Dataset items
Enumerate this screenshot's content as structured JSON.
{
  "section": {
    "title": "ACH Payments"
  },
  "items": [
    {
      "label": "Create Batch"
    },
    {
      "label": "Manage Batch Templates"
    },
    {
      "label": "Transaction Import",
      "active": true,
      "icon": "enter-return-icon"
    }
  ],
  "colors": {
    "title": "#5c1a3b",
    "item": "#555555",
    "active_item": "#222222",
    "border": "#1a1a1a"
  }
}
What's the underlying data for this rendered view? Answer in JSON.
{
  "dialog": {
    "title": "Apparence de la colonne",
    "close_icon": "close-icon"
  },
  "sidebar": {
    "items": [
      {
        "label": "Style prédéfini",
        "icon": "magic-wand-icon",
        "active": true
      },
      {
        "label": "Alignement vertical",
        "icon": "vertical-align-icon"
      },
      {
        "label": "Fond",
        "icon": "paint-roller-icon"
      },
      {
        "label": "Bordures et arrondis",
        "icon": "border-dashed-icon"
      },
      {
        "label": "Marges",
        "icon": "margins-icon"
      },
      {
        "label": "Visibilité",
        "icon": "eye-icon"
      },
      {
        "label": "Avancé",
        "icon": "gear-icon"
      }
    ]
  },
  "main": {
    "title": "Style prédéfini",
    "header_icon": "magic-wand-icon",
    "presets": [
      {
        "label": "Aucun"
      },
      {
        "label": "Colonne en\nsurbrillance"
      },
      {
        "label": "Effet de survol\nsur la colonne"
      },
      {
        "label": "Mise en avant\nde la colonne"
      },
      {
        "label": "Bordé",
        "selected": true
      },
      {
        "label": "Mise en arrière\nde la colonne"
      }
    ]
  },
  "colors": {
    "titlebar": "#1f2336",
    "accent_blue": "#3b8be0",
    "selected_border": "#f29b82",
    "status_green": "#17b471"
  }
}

→ **SET PROBLEM**: Pull out each line holding the string "Style".

→ **EXERCISE RESULT**:
        "label": "Style prédéfini",
    "title": "Style prédéfini",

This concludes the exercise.